According to the passage on the HYD1 peptide, what does the composition called an adhesion trap comprise?

• [PASSAGE FOR REVIEW]
▼▼▼

The present invention concerns fragments and variants of the HYD1 peptide;
polynucleotides encoding the peptides; host cells genetically modified
with the polynucleotides; vectors comprising the polynucleotides;
compositions containing these peptides, polynucleotides, vectors, or host
cells; and methods of using the peptides, polynucleotides, vectors, and
host cells as inhibitors of aberrant cell growth in vitro or in vivo,
e.g., as anti-cancer agents for treatment of cancer, such as myeloma. The
present invention further includes a method of increasing the efficacy of
chemotherapy and radiation therapy, comprising administering an agent
that binds .beta.1 integrin to a patient in need thereof. In one
embodiment, the .beta.1 integrin binding agent is the HYD1 peptide, or a
functional fragment or variant thereof. In another aspect, the invention
pertains to a composition (an adhesion trap) comprising a substrate (also
referred to as a surface or support) with a HYD1 peptide, or fragment or
variant thereof, immobilized to the substrate, and a method of removing
circulating tumor cells (CTC) from blood by contacting a subject's blood
with the immobilized peptide. Another aspect of the invention concerns a
method of identifying modulators of peptide binding. Another aspect of
the invention concerns a method for detecting CTC.

▲▲▲

Bounding box prediction data:
▼▼▼

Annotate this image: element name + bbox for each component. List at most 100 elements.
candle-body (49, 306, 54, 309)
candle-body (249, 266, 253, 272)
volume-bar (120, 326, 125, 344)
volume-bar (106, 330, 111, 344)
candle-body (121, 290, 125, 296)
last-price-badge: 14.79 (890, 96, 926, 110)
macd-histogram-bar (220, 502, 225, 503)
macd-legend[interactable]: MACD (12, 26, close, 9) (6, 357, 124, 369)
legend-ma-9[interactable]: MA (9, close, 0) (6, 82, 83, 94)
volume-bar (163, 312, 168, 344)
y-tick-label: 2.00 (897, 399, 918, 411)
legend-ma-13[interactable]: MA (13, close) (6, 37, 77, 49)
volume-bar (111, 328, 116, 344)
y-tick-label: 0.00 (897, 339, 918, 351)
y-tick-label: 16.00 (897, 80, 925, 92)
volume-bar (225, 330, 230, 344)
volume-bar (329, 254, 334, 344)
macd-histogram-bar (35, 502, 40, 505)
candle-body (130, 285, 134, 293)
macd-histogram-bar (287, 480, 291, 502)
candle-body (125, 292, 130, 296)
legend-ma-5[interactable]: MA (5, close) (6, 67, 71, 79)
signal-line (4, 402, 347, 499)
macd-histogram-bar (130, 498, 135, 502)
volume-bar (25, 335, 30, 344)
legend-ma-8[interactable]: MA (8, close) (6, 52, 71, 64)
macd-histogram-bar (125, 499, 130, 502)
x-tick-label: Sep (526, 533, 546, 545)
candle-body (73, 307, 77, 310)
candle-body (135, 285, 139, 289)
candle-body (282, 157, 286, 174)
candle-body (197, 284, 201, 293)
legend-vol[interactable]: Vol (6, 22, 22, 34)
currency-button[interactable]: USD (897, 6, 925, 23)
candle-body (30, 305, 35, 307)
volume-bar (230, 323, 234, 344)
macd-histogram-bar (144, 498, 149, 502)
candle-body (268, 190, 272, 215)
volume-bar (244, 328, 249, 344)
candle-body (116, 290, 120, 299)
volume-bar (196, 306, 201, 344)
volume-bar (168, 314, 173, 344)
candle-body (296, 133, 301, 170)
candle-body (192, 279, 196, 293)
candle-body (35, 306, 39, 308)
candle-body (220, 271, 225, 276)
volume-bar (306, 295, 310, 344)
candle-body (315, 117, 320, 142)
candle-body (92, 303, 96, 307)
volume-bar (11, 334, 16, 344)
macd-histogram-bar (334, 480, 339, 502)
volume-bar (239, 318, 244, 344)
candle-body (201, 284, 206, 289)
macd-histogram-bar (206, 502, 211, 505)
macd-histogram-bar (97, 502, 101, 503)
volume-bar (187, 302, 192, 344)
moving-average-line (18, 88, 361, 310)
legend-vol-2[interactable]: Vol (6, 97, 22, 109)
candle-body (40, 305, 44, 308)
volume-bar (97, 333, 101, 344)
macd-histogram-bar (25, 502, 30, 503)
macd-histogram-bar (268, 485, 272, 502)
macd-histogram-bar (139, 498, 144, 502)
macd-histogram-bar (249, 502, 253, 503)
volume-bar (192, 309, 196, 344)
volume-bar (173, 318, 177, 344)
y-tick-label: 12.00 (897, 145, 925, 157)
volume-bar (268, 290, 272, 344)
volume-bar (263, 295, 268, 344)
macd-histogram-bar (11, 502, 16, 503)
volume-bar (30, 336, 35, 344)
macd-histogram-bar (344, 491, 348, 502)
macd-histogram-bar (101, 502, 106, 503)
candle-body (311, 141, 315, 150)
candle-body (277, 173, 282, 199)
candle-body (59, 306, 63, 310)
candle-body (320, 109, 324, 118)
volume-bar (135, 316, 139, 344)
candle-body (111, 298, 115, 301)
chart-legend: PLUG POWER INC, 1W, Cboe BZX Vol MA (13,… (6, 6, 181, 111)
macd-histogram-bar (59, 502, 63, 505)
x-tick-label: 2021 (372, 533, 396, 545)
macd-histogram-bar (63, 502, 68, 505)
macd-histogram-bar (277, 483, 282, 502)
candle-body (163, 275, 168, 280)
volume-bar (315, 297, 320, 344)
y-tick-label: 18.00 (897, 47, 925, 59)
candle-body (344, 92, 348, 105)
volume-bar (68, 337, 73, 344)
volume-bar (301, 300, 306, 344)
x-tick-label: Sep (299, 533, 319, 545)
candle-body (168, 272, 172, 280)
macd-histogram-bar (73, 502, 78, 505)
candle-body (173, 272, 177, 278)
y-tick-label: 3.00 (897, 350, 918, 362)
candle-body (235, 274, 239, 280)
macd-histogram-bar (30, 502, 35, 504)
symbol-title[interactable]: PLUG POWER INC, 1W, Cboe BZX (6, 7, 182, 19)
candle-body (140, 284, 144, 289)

▲▲▲

• [WRITTEN RESPONSE] A substrate with a HYD1 peptide, or a fragment or variant of it, immobilized to the substrate.